** Start THE INPUT **

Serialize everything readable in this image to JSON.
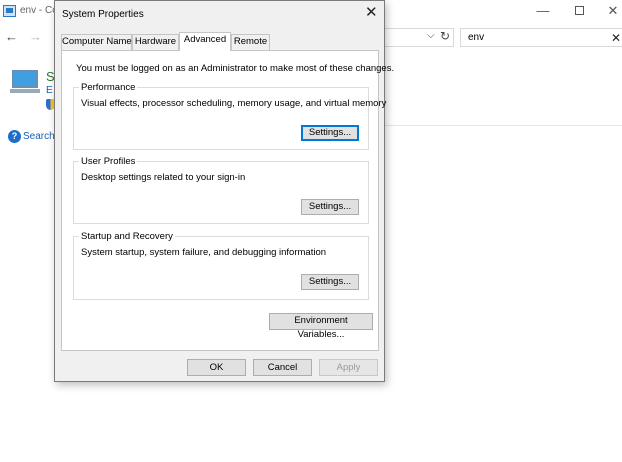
{
  "background_window": {
    "title": "env - Co",
    "min_glyph": "—",
    "close_glyph": "✕",
    "back_glyph": "←",
    "forward_glyph": "→",
    "dropdown_glyph": "⌵",
    "refresh_glyph": "↻",
    "search_value": "env",
    "clear_glyph": "✕",
    "side_letter_s": "S",
    "side_letter_e": "E",
    "help_glyph": "?",
    "help_link": "Search"
  },
  "dialog": {
    "title": "System Properties",
    "close_glyph": "✕",
    "tabs": [
      {
        "label": "Computer Name"
      },
      {
        "label": "Hardware"
      },
      {
        "label": "Advanced"
      },
      {
        "label": "Remote"
      }
    ],
    "selected_tab": "Advanced",
    "admin_note": "You must be logged on as an Administrator to make most of these changes.",
    "groups": {
      "performance": {
        "label": "Performance",
        "description": "Visual effects, processor scheduling, memory usage, and virtual memory",
        "button": "Settings..."
      },
      "user_profiles": {
        "label": "User Profiles",
        "description": "Desktop settings related to your sign-in",
        "button": "Settings..."
      },
      "startup_recovery": {
        "label": "Startup and Recovery",
        "description": "System startup, system failure, and debugging information",
        "button": "Settings..."
      }
    },
    "env_button": "Environment Variables...",
    "ok_button": "OK",
    "cancel_button": "Cancel",
    "apply_button": "Apply"
  },
  "colors": {
    "dialog_bg": "#f0f0f0",
    "focus_border": "#0078d7",
    "link": "#1a5fb4"
  }
}
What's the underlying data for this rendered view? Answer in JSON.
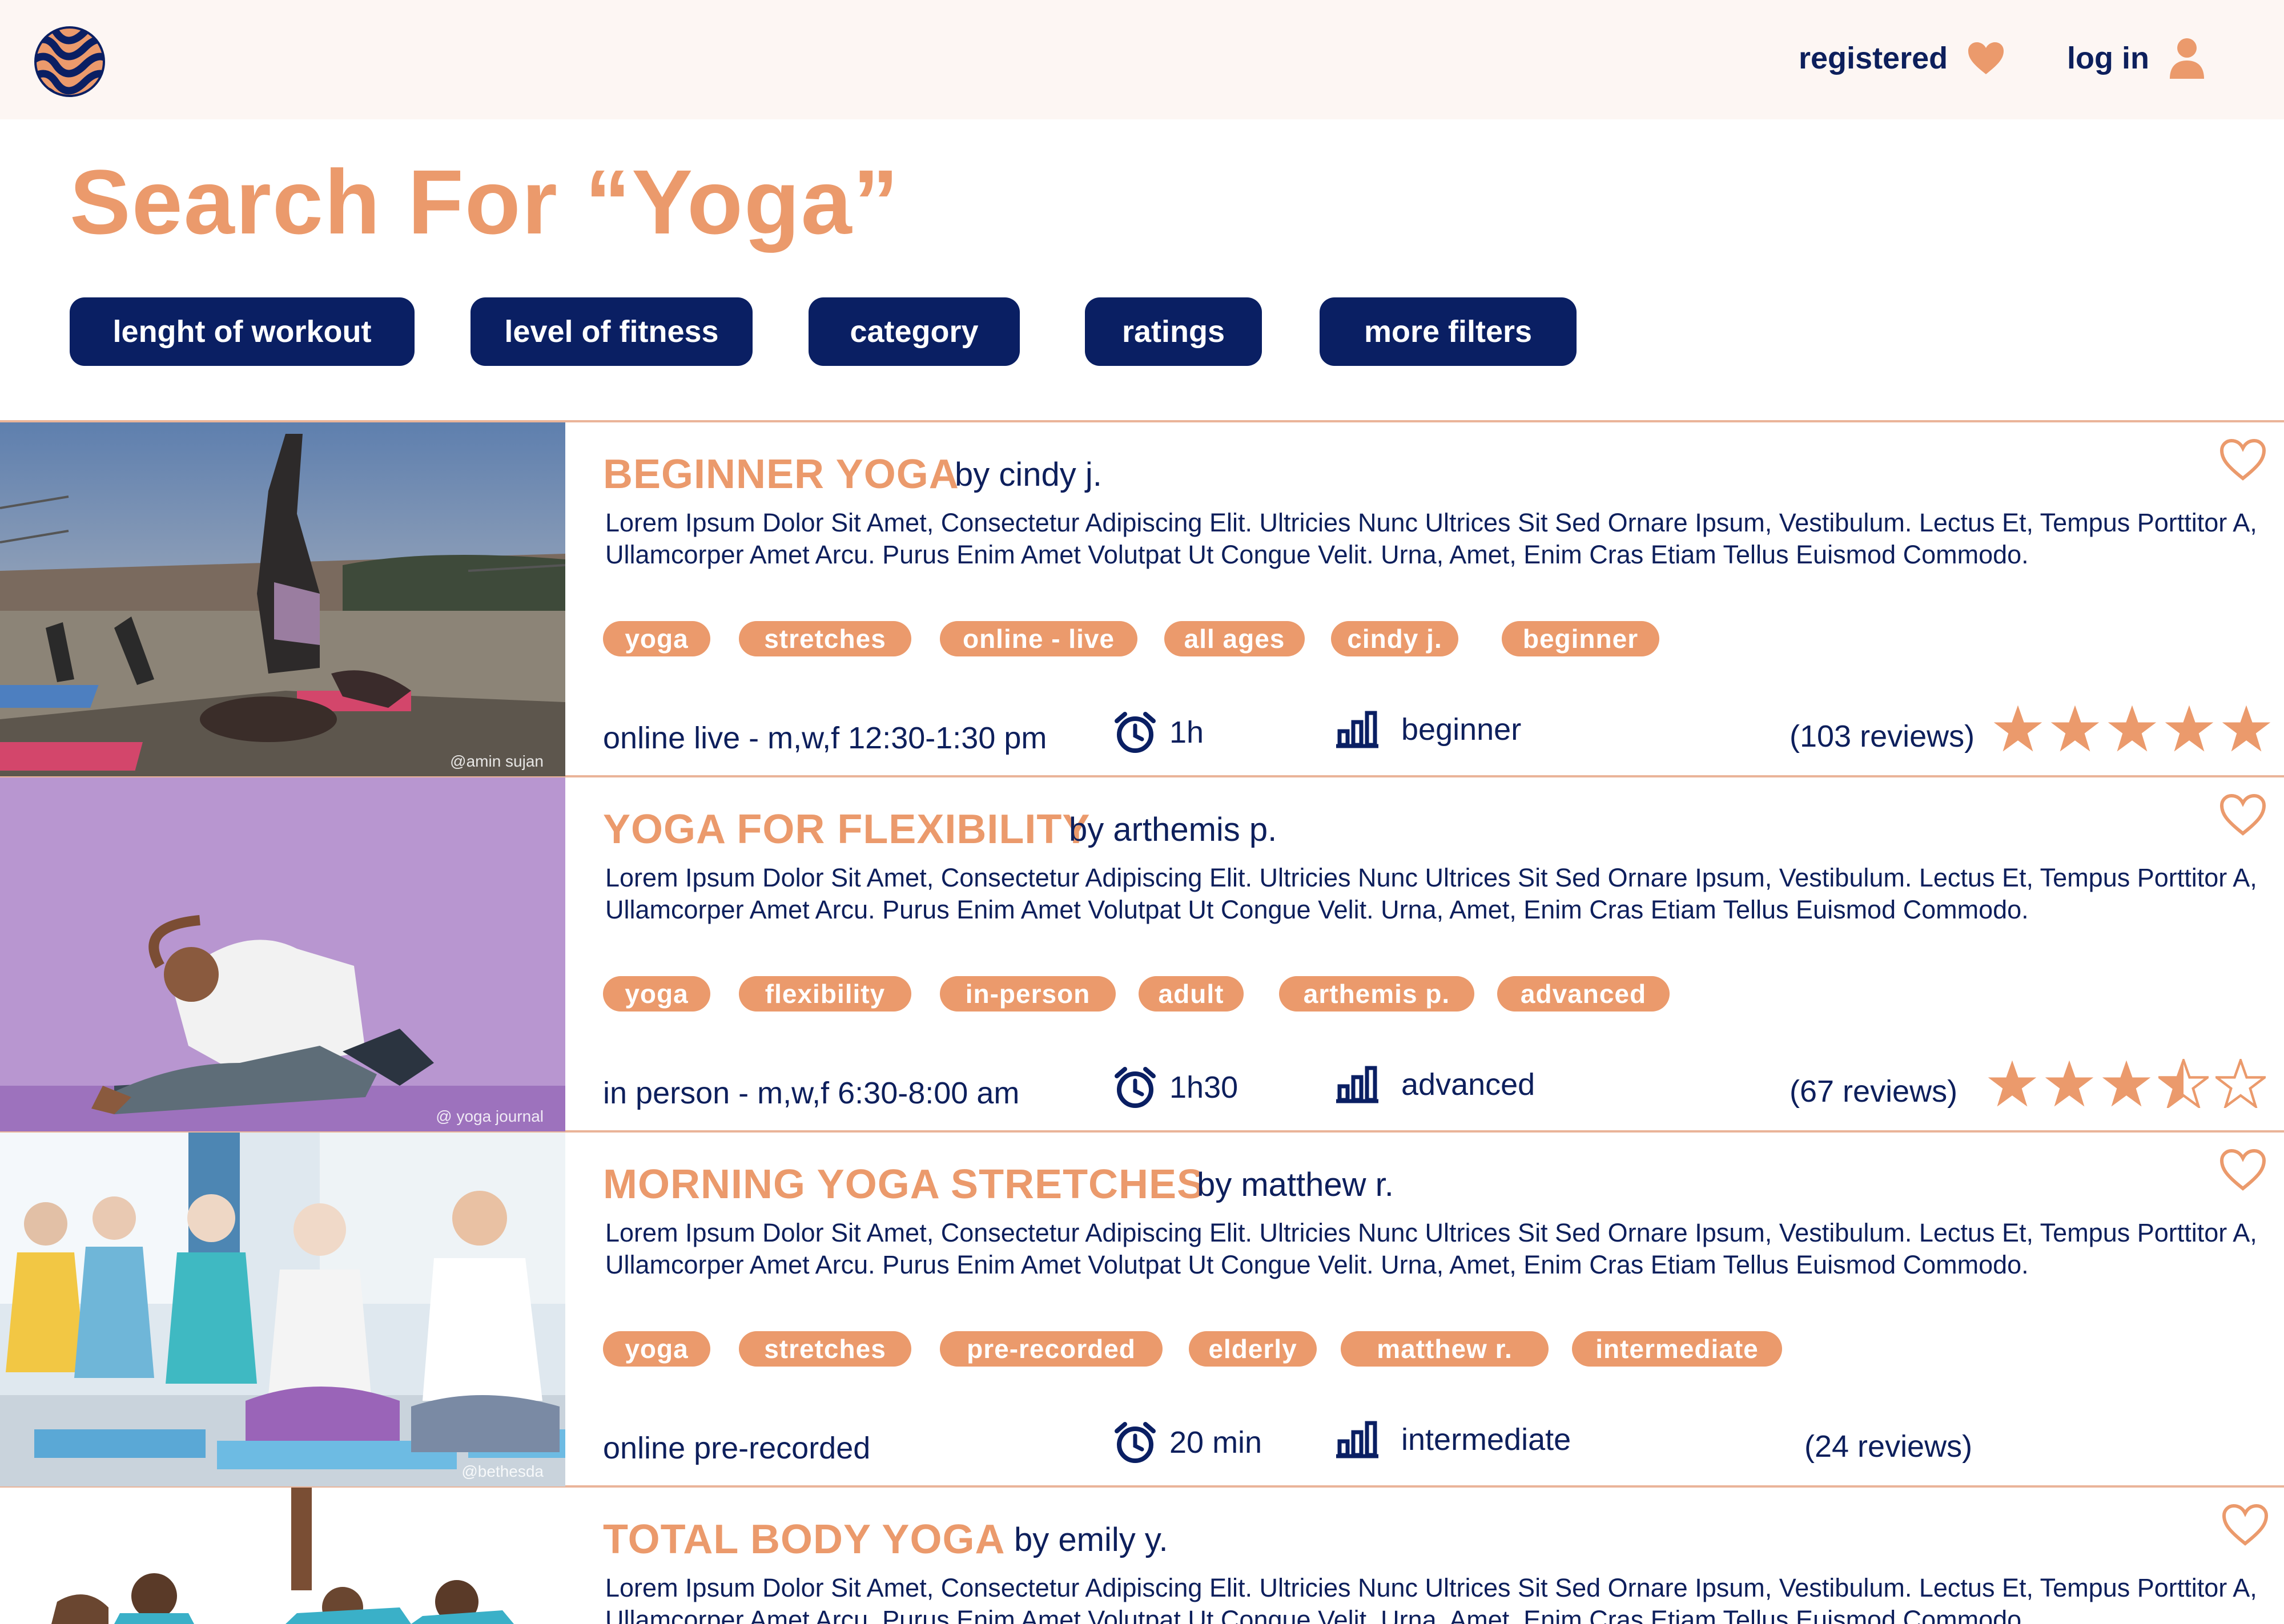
{
  "header": {
    "registered_label": "registered",
    "login_label": "log in"
  },
  "page_title": "Search For “Yoga”",
  "filters": [
    {
      "label": "lenght of workout"
    },
    {
      "label": "level of fitness"
    },
    {
      "label": "category"
    },
    {
      "label": "ratings"
    },
    {
      "label": "more filters"
    }
  ],
  "results": [
    {
      "title": "BEGINNER YOGA",
      "author": "by cindy j.",
      "description": "Lorem Ipsum Dolor Sit Amet, Consectetur Adipiscing Elit. Ultricies Nunc Ultrices Sit Sed Ornare Ipsum, Vestibulum. Lectus Et, Tempus Porttitor A, Ullamcorper Amet Arcu. Purus Enim Amet Volutpat Ut Congue Velit. Urna, Amet, Enim Cras Etiam Tellus Euismod Commodo.",
      "tags": [
        "yoga",
        "stretches",
        "online - live",
        "all ages",
        "cindy j.",
        "beginner"
      ],
      "schedule": "online live - m,w,f  12:30-1:30 pm",
      "duration": "1h",
      "level": "beginner",
      "reviews": "(103 reviews)",
      "rating": 5,
      "image_credit": "@amin sujan"
    },
    {
      "title": "YOGA FOR FLEXIBILITY",
      "author": "by arthemis p.",
      "description": "Lorem Ipsum Dolor Sit Amet, Consectetur Adipiscing Elit. Ultricies Nunc Ultrices Sit Sed Ornare Ipsum, Vestibulum. Lectus Et, Tempus Porttitor A, Ullamcorper Amet Arcu. Purus Enim Amet Volutpat Ut Congue Velit. Urna, Amet, Enim Cras Etiam Tellus Euismod Commodo.",
      "tags": [
        "yoga",
        "flexibility",
        "in-person",
        "adult",
        "arthemis p.",
        "advanced"
      ],
      "schedule": "in person - m,w,f  6:30-8:00 am",
      "duration": "1h30",
      "level": "advanced",
      "reviews": "(67 reviews)",
      "rating": 3.5,
      "image_credit": "@ yoga journal"
    },
    {
      "title": "MORNING YOGA STRETCHES",
      "author": "by matthew r.",
      "description": "Lorem Ipsum Dolor Sit Amet, Consectetur Adipiscing Elit. Ultricies Nunc Ultrices Sit Sed Ornare Ipsum, Vestibulum. Lectus Et, Tempus Porttitor A, Ullamcorper Amet Arcu. Purus Enim Amet Volutpat Ut Congue Velit. Urna, Amet, Enim Cras Etiam Tellus Euismod Commodo.",
      "tags": [
        "yoga",
        "stretches",
        "pre-recorded",
        "elderly",
        "matthew r.",
        "intermediate"
      ],
      "schedule": "online pre-recorded",
      "duration": "20 min",
      "level": "intermediate",
      "reviews": "(24 reviews)",
      "rating": 0,
      "image_credit": "@bethesda"
    },
    {
      "title": "TOTAL BODY YOGA",
      "author": "by emily y.",
      "description": "Lorem Ipsum Dolor Sit Amet, Consectetur Adipiscing Elit. Ultricies Nunc Ultrices Sit Sed Ornare Ipsum, Vestibulum. Lectus Et, Tempus Porttitor A, Ullamcorper Amet Arcu. Purus Enim Amet Volutpat Ut Congue Velit. Urna, Amet, Enim Cras Etiam Tellus Euismod Commodo."
    }
  ],
  "colors": {
    "accent": "#eb9a6c",
    "navy": "#0a1f63",
    "header_bg": "#fdf6f3"
  }
}
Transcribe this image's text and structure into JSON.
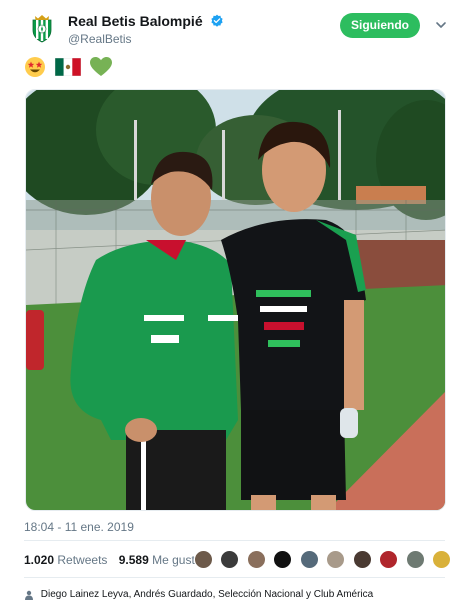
{
  "account": {
    "display_name": "Real Betis Balompié",
    "handle": "@RealBetis",
    "verified": true,
    "avatar_icon": "real-betis-crest-icon"
  },
  "actions": {
    "follow_label": "Siguiendo",
    "follow_color": "#2dbd5f",
    "more_icon": "chevron-down-icon"
  },
  "tweet": {
    "emojis": [
      "star-struck-face",
      "mexico-flag",
      "green-heart"
    ]
  },
  "timestamp": "18:04 - 11 ene. 2019",
  "stats": {
    "retweets_count": "1.020",
    "retweets_label": "Retweets",
    "likes_count": "9.589",
    "likes_label": "Me gusta"
  },
  "likers_count_shown": 10,
  "tagged": {
    "icon": "person-tag-icon",
    "text": "Diego Lainez Leyva, Andrés Guardado, Selección Nacional y Club América"
  },
  "colors": {
    "text_primary": "#14171a",
    "text_secondary": "#657786",
    "verified_blue": "#1da1f2",
    "divider": "#e6ecf0"
  }
}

** End THE INPUT **

WRITTEN EXERCISE:
Transcribe every line from the records above without alteration, and leave out the images.

ANSWER:
Serialize everything readable in this image to JSON.
{
  "background_window": {
    "title": "env - Co",
    "min_glyph": "—",
    "close_glyph": "✕",
    "back_glyph": "←",
    "forward_glyph": "→",
    "dropdown_glyph": "⌵",
    "refresh_glyph": "↻",
    "search_value": "env",
    "clear_glyph": "✕",
    "side_letter_s": "S",
    "side_letter_e": "E",
    "help_glyph": "?",
    "help_link": "Search"
  },
  "dialog": {
    "title": "System Properties",
    "close_glyph": "✕",
    "tabs": [
      {
        "label": "Computer Name"
      },
      {
        "label": "Hardware"
      },
      {
        "label": "Advanced"
      },
      {
        "label": "Remote"
      }
    ],
    "selected_tab": "Advanced",
    "admin_note": "You must be logged on as an Administrator to make most of these changes.",
    "groups": {
      "performance": {
        "label": "Performance",
        "description": "Visual effects, processor scheduling, memory usage, and virtual memory",
        "button": "Settings..."
      },
      "user_profiles": {
        "label": "User Profiles",
        "description": "Desktop settings related to your sign-in",
        "button": "Settings..."
      },
      "startup_recovery": {
        "label": "Startup and Recovery",
        "description": "System startup, system failure, and debugging information",
        "button": "Settings..."
      }
    },
    "env_button": "Environment Variables...",
    "ok_button": "OK",
    "cancel_button": "Cancel",
    "apply_button": "Apply"
  },
  "colors": {
    "dialog_bg": "#f0f0f0",
    "focus_border": "#0078d7",
    "link": "#1a5fb4"
  }
}
What's the underlying data for this rendered view? Answer in JSON.
{
  "header": {
    "registered_label": "registered",
    "login_label": "log in"
  },
  "page_title": "Search For “Yoga”",
  "filters": [
    {
      "label": "lenght of workout"
    },
    {
      "label": "level of fitness"
    },
    {
      "label": "category"
    },
    {
      "label": "ratings"
    },
    {
      "label": "more filters"
    }
  ],
  "results": [
    {
      "title": "BEGINNER YOGA",
      "author": "by cindy j.",
      "description": "Lorem Ipsum Dolor Sit Amet, Consectetur Adipiscing Elit. Ultricies Nunc Ultrices Sit Sed Ornare Ipsum, Vestibulum. Lectus Et, Tempus Porttitor A, Ullamcorper Amet Arcu. Purus Enim Amet Volutpat Ut Congue Velit. Urna, Amet, Enim Cras Etiam Tellus Euismod Commodo.",
      "tags": [
        "yoga",
        "stretches",
        "online - live",
        "all ages",
        "cindy j.",
        "beginner"
      ],
      "schedule": "online live - m,w,f  12:30-1:30 pm",
      "duration": "1h",
      "level": "beginner",
      "reviews": "(103 reviews)",
      "rating": 5,
      "image_credit": "@amin sujan"
    },
    {
      "title": "YOGA FOR FLEXIBILITY",
      "author": "by arthemis p.",
      "description": "Lorem Ipsum Dolor Sit Amet, Consectetur Adipiscing Elit. Ultricies Nunc Ultrices Sit Sed Ornare Ipsum, Vestibulum. Lectus Et, Tempus Porttitor A, Ullamcorper Amet Arcu. Purus Enim Amet Volutpat Ut Congue Velit. Urna, Amet, Enim Cras Etiam Tellus Euismod Commodo.",
      "tags": [
        "yoga",
        "flexibility",
        "in-person",
        "adult",
        "arthemis p.",
        "advanced"
      ],
      "schedule": "in person - m,w,f  6:30-8:00 am",
      "duration": "1h30",
      "level": "advanced",
      "reviews": "(67 reviews)",
      "rating": 3.5,
      "image_credit": "@ yoga journal"
    },
    {
      "title": "MORNING YOGA STRETCHES",
      "author": "by matthew r.",
      "description": "Lorem Ipsum Dolor Sit Amet, Consectetur Adipiscing Elit. Ultricies Nunc Ultrices Sit Sed Ornare Ipsum, Vestibulum. Lectus Et, Tempus Porttitor A, Ullamcorper Amet Arcu. Purus Enim Amet Volutpat Ut Congue Velit. Urna, Amet, Enim Cras Etiam Tellus Euismod Commodo.",
      "tags": [
        "yoga",
        "stretches",
        "pre-recorded",
        "elderly",
        "matthew r.",
        "intermediate"
      ],
      "schedule": "online pre-recorded",
      "duration": "20 min",
      "level": "intermediate",
      "reviews": "(24 reviews)",
      "rating": 0,
      "image_credit": "@bethesda"
    },
    {
      "title": "TOTAL BODY YOGA",
      "author": "by emily y.",
      "description": "Lorem Ipsum Dolor Sit Amet, Consectetur Adipiscing Elit. Ultricies Nunc Ultrices Sit Sed Ornare Ipsum, Vestibulum. Lectus Et, Tempus Porttitor A, Ullamcorper Amet Arcu. Purus Enim Amet Volutpat Ut Congue Velit. Urna, Amet, Enim Cras Etiam Tellus Euismod Commodo."
    }
  ],
  "colors": {
    "accent": "#eb9a6c",
    "navy": "#0a1f63",
    "header_bg": "#fdf6f3"
  }
}
Transcribe this image's text and structure into JSON.
{
  "account": {
    "display_name": "Real Betis Balompié",
    "handle": "@RealBetis",
    "verified": true,
    "avatar_icon": "real-betis-crest-icon"
  },
  "actions": {
    "follow_label": "Siguiendo",
    "follow_color": "#2dbd5f",
    "more_icon": "chevron-down-icon"
  },
  "tweet": {
    "emojis": [
      "star-struck-face",
      "mexico-flag",
      "green-heart"
    ]
  },
  "timestamp": "18:04 - 11 ene. 2019",
  "stats": {
    "retweets_count": "1.020",
    "retweets_label": "Retweets",
    "likes_count": "9.589",
    "likes_label": "Me gusta"
  },
  "likers_count_shown": 10,
  "tagged": {
    "icon": "person-tag-icon",
    "text": "Diego Lainez Leyva, Andrés Guardado, Selección Nacional y Club América"
  },
  "colors": {
    "text_primary": "#14171a",
    "text_secondary": "#657786",
    "verified_blue": "#1da1f2",
    "divider": "#e6ecf0"
  }
}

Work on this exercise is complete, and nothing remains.